::: MATERIAL SHOWN

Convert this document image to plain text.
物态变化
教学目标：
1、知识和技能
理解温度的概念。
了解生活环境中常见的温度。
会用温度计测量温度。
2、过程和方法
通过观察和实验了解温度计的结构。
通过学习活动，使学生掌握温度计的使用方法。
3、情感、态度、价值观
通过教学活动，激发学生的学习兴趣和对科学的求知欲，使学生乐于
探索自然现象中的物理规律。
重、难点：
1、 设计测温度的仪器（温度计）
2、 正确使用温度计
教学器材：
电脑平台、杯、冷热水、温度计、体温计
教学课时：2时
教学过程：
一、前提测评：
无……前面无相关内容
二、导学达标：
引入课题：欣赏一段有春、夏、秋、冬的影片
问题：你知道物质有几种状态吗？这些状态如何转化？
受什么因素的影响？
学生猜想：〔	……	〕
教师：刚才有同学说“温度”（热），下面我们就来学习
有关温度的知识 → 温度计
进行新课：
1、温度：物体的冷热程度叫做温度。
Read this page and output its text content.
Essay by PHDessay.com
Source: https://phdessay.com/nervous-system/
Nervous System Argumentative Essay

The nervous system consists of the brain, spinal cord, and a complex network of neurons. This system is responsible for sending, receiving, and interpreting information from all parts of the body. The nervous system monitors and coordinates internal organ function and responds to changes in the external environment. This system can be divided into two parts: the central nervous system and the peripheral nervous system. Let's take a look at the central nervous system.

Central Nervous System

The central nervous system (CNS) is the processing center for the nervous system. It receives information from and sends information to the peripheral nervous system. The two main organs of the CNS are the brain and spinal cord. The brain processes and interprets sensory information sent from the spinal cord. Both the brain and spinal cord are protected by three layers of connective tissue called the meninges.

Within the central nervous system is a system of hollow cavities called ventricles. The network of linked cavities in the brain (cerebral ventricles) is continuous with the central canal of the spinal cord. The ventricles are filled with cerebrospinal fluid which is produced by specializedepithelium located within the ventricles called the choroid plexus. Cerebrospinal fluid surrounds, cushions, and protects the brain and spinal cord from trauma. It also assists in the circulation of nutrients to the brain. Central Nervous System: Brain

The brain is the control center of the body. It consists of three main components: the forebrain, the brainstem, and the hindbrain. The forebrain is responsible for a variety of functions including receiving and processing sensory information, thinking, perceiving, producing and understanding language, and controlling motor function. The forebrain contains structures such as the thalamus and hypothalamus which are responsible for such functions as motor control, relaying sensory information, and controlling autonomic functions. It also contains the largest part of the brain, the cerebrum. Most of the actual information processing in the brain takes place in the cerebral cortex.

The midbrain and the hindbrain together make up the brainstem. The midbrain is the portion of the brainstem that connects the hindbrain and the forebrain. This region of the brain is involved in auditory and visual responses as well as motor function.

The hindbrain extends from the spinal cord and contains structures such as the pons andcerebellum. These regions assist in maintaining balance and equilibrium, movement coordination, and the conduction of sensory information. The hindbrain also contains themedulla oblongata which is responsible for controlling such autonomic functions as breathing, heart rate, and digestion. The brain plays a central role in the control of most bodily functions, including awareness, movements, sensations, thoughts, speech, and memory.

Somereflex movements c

::::::

▸ **GIVEN REQUEST**
Working from the material above, retype it in its entirety without change.

▸ **SOLVED EXERCISE**
Convert this document image to plain text.
物态变化
教学目标：
1、知识和技能
理解温度的概念。
了解生活环境中常见的温度。
会用温度计测量温度。
2、过程和方法
通过观察和实验了解温度计的结构。
通过学习活动，使学生掌握温度计的使用方法。
3、情感、态度、价值观
通过教学活动，激发学生的学习兴趣和对科学的求知欲，使学生乐于
探索自然现象中的物理规律。
重、难点：
1、 设计测温度的仪器（温度计）
2、 正确使用温度计
教学器材：
电脑平台、杯、冷热水、温度计、体温计
教学课时：2时
教学过程：
一、前提测评：
无……前面无相关内容
二、导学达标：
引入课题：欣赏一段有春、夏、秋、冬的影片
问题：你知道物质有几种状态吗？这些状态如何转化？
受什么因素的影响？
学生猜想：〔	……	〕
教师：刚才有同学说“温度”（热），下面我们就来学习
有关温度的知识 → 温度计
进行新课：
1、温度：物体的冷热程度叫做温度。
Read this page and output its text content.
Essay by PHDessay.com
Source: https://phdessay.com/nervous-system/
Nervous System Argumentative Essay

The nervous system consists of the brain, spinal cord, and a complex network of neurons. This system is responsible for sending, receiving, and interpreting information from all parts of the body. The nervous system monitors and coordinates internal organ function and responds to changes in the external environment. This system can be divided into two parts: the central nervous system and the peripheral nervous system. Let's take a look at the central nervous system.

Central Nervous System

The central nervous system (CNS) is the processing center for the nervous system. It receives information from and sends information to the peripheral nervous system. The two main organs of the CNS are the brain and spinal cord. The brain processes and interprets sensory information sent from the spinal cord. Both the brain and spinal cord are protected by three layers of connective tissue called the meninges.

Within the central nervous system is a system of hollow cavities called ventricles. The network of linked cavities in the brain (cerebral ventricles) is continuous with the central canal of the spinal cord. The ventricles are filled with cerebrospinal fluid which is produced by specializedepithelium located within the ventricles called the choroid plexus. Cerebrospinal fluid surrounds, cushions, and protects the brain and spinal cord from trauma. It also assists in the circulation of nutrients to the brain. Central Nervous System: Brain

The brain is the control center of the body. It consists of three main components: the forebrain, the brainstem, and the hindbrain. The forebrain is responsible for a variety of functions including receiving and processing sensory information, thinking, perceiving, producing and understanding language, and controlling motor function. The forebrain contains structures such as the thalamus and hypothalamus which are responsible for such functions as motor control, relaying sensory information, and controlling autonomic functions. It also contains the largest part of the brain, the cerebrum. Most of the actual information processing in the brain takes place in the cerebral cortex.

The midbrain and the hindbrain together make up the brainstem. The midbrain is the portion of the brainstem that connects the hindbrain and the forebrain. This region of the brain is involved in auditory and visual responses as well as motor function.

The hindbrain extends from the spinal cord and contains structures such as the pons andcerebellum. These regions assist in maintaining balance and equilibrium, movement coordination, and the conduction of sensory information. The hindbrain also contains themedulla oblongata which is responsible for controlling such autonomic functions as breathing, heart rate, and digestion. The brain plays a central role in the control of most bodily functions, including awareness, movements, sensations, thoughts, speech, and memory.

Somereflex movements c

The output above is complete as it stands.